Given request
Switch every "interactable" in the lines below to "clickable", and write out all the lines again with nothing else changed.
─── Provided data ───
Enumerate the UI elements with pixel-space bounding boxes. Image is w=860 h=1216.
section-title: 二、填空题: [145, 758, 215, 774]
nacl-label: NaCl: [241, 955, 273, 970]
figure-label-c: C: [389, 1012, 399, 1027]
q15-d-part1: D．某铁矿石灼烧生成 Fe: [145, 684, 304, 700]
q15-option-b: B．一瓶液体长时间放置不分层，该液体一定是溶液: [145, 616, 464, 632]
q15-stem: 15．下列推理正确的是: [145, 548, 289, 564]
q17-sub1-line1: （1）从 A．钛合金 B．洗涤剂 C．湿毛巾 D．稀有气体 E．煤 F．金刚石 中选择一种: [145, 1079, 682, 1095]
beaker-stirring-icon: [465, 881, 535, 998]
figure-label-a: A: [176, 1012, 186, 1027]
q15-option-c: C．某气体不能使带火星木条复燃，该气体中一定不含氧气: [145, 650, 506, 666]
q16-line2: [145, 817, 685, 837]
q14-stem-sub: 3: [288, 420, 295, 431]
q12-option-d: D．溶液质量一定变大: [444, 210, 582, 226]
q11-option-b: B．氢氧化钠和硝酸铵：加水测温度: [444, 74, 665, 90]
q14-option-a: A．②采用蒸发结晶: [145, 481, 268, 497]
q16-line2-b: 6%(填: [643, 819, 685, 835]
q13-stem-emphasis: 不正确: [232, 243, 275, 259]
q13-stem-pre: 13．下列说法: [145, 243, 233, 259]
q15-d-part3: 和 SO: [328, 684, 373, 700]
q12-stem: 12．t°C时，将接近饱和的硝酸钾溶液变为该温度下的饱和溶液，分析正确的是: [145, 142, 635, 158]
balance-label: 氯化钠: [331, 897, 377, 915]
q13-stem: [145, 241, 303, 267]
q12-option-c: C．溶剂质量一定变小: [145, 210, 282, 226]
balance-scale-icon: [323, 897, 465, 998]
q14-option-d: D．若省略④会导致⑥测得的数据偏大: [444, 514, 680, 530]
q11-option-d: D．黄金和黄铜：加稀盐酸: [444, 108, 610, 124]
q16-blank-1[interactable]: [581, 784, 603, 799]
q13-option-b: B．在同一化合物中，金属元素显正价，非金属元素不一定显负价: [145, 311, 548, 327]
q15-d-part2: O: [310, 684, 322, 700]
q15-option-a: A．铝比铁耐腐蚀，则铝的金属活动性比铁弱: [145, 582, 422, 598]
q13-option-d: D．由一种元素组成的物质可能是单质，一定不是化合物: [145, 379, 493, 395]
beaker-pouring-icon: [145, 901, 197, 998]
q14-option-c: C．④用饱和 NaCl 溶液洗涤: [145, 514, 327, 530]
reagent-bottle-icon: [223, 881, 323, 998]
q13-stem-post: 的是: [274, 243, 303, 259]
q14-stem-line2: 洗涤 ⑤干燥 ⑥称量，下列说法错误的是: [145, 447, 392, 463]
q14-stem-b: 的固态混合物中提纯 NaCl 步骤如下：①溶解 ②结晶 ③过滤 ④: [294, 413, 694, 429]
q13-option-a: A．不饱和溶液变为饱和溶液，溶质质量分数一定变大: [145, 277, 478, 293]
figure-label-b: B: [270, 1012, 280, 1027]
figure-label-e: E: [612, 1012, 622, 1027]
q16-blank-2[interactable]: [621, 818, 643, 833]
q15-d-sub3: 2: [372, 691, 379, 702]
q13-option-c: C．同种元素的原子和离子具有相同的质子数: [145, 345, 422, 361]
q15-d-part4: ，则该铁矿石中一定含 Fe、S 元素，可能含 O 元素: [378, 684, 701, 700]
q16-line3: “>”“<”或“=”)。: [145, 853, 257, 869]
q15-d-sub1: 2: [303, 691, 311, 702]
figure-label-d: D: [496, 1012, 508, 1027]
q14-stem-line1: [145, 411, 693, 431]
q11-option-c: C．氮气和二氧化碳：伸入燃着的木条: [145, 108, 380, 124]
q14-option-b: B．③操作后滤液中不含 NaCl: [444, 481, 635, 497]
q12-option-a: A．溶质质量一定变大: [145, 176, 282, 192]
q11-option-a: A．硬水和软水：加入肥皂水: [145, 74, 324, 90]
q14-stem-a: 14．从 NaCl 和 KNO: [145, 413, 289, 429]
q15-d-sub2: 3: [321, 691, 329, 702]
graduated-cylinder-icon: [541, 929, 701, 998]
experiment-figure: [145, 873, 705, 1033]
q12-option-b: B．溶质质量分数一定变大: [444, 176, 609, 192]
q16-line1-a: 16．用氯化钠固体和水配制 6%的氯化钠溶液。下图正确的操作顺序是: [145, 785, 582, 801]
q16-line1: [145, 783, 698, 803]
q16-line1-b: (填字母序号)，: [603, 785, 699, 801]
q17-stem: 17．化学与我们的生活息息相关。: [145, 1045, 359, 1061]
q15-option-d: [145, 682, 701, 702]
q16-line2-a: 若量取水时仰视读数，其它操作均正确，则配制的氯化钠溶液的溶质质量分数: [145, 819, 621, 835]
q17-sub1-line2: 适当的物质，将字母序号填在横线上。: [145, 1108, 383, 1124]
───
Solved exercise
Enumerate the UI elements with pixel-space bounding boxes. Image is w=860 h=1216.
section-title: 二、填空题: [145, 758, 215, 774]
nacl-label: NaCl: [241, 955, 273, 970]
figure-label-c: C: [389, 1012, 399, 1027]
q15-d-part1: D．某铁矿石灼烧生成 Fe: [145, 684, 304, 700]
q15-option-b: B．一瓶液体长时间放置不分层，该液体一定是溶液: [145, 616, 464, 632]
q15-stem: 15．下列推理正确的是: [145, 548, 289, 564]
q17-sub1-line1: （1）从 A．钛合金 B．洗涤剂 C．湿毛巾 D．稀有气体 E．煤 F．金刚石 中选择一种: [145, 1079, 682, 1095]
beaker-stirring-icon: [465, 881, 535, 998]
figure-label-a: A: [176, 1012, 186, 1027]
q15-option-c: C．某气体不能使带火星木条复燃，该气体中一定不含氧气: [145, 650, 506, 666]
q16-line2: [145, 817, 685, 837]
q14-stem-sub: 3: [288, 420, 295, 431]
q12-option-d: D．溶液质量一定变大: [444, 210, 582, 226]
q11-option-b: B．氢氧化钠和硝酸铵：加水测温度: [444, 74, 665, 90]
q14-option-a: A．②采用蒸发结晶: [145, 481, 268, 497]
q16-line2-b: 6%(填: [643, 819, 685, 835]
q13-stem-emphasis: 不正确: [232, 243, 275, 259]
q13-stem-pre: 13．下列说法: [145, 243, 233, 259]
q15-d-part3: 和 SO: [328, 684, 373, 700]
q12-stem: 12．t°C时，将接近饱和的硝酸钾溶液变为该温度下的饱和溶液，分析正确的是: [145, 142, 635, 158]
balance-label: 氯化钠: [331, 897, 377, 915]
q13-stem: [145, 241, 303, 267]
q12-option-c: C．溶剂质量一定变小: [145, 210, 282, 226]
balance-scale-icon: [323, 897, 465, 998]
q14-option-d: D．若省略④会导致⑥测得的数据偏大: [444, 514, 680, 530]
q11-option-d: D．黄金和黄铜：加稀盐酸: [444, 108, 610, 124]
q16-blank-1[clickable]: [581, 784, 603, 799]
q13-option-b: B．在同一化合物中，金属元素显正价，非金属元素不一定显负价: [145, 311, 548, 327]
q15-d-part2: O: [310, 684, 322, 700]
q15-option-a: A．铝比铁耐腐蚀，则铝的金属活动性比铁弱: [145, 582, 422, 598]
q13-option-d: D．由一种元素组成的物质可能是单质，一定不是化合物: [145, 379, 493, 395]
beaker-pouring-icon: [145, 901, 197, 998]
q14-option-c: C．④用饱和 NaCl 溶液洗涤: [145, 514, 327, 530]
reagent-bottle-icon: [223, 881, 323, 998]
q13-stem-post: 的是: [274, 243, 303, 259]
q14-stem-line2: 洗涤 ⑤干燥 ⑥称量，下列说法错误的是: [145, 447, 392, 463]
q14-stem-b: 的固态混合物中提纯 NaCl 步骤如下：①溶解 ②结晶 ③过滤 ④: [294, 413, 694, 429]
q13-option-a: A．不饱和溶液变为饱和溶液，溶质质量分数一定变大: [145, 277, 478, 293]
figure-label-b: B: [270, 1012, 280, 1027]
figure-label-e: E: [612, 1012, 622, 1027]
q16-blank-2[clickable]: [621, 818, 643, 833]
q15-d-sub3: 2: [372, 691, 379, 702]
q13-option-c: C．同种元素的原子和离子具有相同的质子数: [145, 345, 422, 361]
q15-d-part4: ，则该铁矿石中一定含 Fe、S 元素，可能含 O 元素: [378, 684, 701, 700]
q16-line3: “>”“<”或“=”)。: [145, 853, 257, 869]
q15-d-sub1: 2: [303, 691, 311, 702]
figure-label-d: D: [496, 1012, 508, 1027]
q14-stem-line1: [145, 411, 693, 431]
q11-option-c: C．氮气和二氧化碳：伸入燃着的木条: [145, 108, 380, 124]
q14-option-b: B．③操作后滤液中不含 NaCl: [444, 481, 635, 497]
q12-option-a: A．溶质质量一定变大: [145, 176, 282, 192]
q11-option-a: A．硬水和软水：加入肥皂水: [145, 74, 324, 90]
q14-stem-a: 14．从 NaCl 和 KNO: [145, 413, 289, 429]
q15-d-sub2: 3: [321, 691, 329, 702]
graduated-cylinder-icon: [541, 929, 701, 998]
experiment-figure: [145, 873, 705, 1033]
q12-option-b: B．溶质质量分数一定变大: [444, 176, 609, 192]
q16-line1-a: 16．用氯化钠固体和水配制 6%的氯化钠溶液。下图正确的操作顺序是: [145, 785, 582, 801]
q16-line1: [145, 783, 698, 803]
q16-line1-b: (填字母序号)，: [603, 785, 699, 801]
q17-stem: 17．化学与我们的生活息息相关。: [145, 1045, 359, 1061]
q15-option-d: [145, 682, 701, 702]
q16-line2-a: 若量取水时仰视读数，其它操作均正确，则配制的氯化钠溶液的溶质质量分数: [145, 819, 621, 835]
q17-sub1-line2: 适当的物质，将字母序号填在横线上。: [145, 1108, 383, 1124]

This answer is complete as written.